Instructions to follow: Swap "light-band" for "pale-band" in everything from the first of the rows down to the line containing "series-line-2 [105, 371, 298, 406]", both ends included. Write out those lines with nothing else changed.

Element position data
┌──

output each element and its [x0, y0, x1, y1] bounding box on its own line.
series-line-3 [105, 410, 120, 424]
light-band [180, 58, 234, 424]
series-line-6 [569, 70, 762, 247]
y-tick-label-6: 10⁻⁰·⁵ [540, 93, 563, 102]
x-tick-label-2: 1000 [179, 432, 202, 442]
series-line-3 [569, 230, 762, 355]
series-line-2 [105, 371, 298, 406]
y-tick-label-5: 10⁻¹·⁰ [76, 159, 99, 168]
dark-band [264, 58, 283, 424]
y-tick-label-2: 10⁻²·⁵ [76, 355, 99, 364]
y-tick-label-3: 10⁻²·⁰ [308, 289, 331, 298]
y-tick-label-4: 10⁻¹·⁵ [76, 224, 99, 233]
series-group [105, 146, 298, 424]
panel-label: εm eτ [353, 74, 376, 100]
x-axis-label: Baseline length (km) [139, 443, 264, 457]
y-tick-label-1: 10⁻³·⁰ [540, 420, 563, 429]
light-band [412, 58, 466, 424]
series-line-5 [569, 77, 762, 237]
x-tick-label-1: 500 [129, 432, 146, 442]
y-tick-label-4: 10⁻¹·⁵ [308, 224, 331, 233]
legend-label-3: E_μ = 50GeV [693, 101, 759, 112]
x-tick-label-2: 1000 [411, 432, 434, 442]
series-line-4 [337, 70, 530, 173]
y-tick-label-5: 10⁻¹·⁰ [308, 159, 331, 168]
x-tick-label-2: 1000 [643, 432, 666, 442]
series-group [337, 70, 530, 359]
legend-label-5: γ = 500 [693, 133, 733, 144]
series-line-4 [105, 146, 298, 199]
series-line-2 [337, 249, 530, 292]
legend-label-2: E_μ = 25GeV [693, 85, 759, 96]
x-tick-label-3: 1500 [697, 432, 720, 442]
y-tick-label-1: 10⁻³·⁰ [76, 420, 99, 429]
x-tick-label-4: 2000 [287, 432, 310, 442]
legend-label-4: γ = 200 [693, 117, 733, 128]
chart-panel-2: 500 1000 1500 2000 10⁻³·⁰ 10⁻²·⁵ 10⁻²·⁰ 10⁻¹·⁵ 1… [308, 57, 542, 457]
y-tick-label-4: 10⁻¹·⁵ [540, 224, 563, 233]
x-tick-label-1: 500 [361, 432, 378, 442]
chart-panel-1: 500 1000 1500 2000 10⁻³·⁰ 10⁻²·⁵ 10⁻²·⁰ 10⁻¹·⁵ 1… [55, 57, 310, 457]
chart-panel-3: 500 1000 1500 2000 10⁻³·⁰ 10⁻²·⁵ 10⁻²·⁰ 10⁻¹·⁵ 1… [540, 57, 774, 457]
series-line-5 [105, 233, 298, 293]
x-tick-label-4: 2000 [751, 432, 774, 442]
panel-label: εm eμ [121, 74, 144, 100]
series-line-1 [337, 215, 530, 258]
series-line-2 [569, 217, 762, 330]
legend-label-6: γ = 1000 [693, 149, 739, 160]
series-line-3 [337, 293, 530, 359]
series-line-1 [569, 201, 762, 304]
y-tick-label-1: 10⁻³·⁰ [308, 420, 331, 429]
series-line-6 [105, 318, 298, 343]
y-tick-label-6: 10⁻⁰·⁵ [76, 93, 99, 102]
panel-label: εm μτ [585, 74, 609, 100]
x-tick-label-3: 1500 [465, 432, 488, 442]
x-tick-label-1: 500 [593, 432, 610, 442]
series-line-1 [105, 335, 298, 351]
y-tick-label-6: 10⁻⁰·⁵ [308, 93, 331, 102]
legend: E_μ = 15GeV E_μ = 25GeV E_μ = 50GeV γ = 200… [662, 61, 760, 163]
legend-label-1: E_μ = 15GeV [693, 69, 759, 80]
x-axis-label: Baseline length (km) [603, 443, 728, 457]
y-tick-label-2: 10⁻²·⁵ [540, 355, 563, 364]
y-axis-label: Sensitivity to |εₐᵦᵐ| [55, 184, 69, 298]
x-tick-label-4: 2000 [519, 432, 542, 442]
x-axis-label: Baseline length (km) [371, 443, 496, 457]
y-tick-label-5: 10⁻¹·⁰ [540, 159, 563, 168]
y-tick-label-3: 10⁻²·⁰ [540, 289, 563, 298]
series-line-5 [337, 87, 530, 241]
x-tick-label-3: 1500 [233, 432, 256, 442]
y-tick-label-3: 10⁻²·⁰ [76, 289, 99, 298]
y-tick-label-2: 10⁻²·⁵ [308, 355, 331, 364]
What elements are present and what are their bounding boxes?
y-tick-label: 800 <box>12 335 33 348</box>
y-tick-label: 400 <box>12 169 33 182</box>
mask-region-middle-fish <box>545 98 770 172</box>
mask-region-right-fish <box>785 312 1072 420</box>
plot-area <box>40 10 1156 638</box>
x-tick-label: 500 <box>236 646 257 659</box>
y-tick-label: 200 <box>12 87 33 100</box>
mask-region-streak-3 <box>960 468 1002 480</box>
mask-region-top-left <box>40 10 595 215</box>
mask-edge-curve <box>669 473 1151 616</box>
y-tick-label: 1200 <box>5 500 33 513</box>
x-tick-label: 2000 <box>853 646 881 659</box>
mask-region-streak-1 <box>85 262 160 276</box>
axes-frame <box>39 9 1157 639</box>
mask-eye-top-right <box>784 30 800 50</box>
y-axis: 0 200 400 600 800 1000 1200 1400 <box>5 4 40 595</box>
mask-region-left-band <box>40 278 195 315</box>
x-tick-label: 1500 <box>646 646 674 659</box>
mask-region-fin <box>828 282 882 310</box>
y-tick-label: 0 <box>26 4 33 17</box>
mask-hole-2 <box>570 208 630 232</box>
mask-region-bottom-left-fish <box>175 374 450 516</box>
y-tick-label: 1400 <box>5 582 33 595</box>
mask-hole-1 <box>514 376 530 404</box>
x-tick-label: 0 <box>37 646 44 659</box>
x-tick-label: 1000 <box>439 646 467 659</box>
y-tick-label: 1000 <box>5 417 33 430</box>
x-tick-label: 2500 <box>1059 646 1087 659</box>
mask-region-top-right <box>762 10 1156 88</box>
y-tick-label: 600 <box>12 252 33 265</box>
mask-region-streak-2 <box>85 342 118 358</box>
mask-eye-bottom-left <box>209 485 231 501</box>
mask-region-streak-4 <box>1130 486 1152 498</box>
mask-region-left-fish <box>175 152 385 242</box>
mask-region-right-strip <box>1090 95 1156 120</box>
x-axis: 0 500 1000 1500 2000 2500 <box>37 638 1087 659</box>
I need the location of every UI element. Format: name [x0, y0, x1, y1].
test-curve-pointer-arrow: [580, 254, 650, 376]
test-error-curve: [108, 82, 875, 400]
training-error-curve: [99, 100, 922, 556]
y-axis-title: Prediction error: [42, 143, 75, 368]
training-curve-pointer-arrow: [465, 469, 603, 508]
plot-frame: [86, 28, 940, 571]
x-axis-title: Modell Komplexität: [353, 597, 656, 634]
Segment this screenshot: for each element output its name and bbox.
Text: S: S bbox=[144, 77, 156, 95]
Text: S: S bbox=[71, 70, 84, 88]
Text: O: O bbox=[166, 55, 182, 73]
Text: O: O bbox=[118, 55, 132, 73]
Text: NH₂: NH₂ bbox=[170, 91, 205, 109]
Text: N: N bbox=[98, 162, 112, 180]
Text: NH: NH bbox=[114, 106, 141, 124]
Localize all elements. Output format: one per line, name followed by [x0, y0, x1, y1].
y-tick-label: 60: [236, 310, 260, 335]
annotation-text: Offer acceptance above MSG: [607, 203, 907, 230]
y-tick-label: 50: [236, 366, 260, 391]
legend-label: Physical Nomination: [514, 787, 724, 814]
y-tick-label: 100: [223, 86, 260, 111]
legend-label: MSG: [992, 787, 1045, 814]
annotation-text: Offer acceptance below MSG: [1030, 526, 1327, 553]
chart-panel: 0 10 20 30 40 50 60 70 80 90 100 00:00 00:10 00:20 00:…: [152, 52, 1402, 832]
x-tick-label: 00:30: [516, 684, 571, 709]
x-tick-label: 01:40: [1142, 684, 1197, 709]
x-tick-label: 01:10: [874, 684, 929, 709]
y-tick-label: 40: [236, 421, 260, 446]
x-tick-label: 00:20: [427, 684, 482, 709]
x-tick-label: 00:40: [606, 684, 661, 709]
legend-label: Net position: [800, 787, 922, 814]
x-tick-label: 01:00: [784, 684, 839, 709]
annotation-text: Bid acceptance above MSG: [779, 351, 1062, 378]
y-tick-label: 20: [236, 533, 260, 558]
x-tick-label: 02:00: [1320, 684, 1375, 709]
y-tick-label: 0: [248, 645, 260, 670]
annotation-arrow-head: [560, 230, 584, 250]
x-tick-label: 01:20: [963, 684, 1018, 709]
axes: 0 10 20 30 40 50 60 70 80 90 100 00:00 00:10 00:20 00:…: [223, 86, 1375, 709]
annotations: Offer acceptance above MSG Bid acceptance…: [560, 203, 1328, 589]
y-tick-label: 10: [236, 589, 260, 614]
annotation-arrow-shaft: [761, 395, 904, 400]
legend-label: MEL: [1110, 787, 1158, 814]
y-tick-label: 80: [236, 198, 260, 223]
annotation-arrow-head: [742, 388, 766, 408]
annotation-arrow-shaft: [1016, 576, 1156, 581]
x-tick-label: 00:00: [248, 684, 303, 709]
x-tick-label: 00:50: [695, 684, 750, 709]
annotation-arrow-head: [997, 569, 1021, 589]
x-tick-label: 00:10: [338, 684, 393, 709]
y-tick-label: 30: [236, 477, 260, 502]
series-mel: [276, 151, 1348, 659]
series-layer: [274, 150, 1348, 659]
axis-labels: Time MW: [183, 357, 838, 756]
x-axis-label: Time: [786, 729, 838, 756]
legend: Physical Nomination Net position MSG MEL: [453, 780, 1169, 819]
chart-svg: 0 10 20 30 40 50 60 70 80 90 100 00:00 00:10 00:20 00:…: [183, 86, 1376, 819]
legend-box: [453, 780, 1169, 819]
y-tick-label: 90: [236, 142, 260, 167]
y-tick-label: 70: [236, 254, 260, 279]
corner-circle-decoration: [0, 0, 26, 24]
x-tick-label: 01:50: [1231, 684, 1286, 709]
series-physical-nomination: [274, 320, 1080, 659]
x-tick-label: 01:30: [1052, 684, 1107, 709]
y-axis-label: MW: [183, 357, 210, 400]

└──

Final result:
output each element and its [x0, y0, x1, y1] bounding box on its own line.
series-line-3 [105, 410, 120, 424]
pale-band [180, 58, 234, 424]
series-line-6 [569, 70, 762, 247]
y-tick-label-6: 10⁻⁰·⁵ [540, 93, 563, 102]
x-tick-label-2: 1000 [179, 432, 202, 442]
series-line-3 [569, 230, 762, 355]
series-line-2 [105, 371, 298, 406]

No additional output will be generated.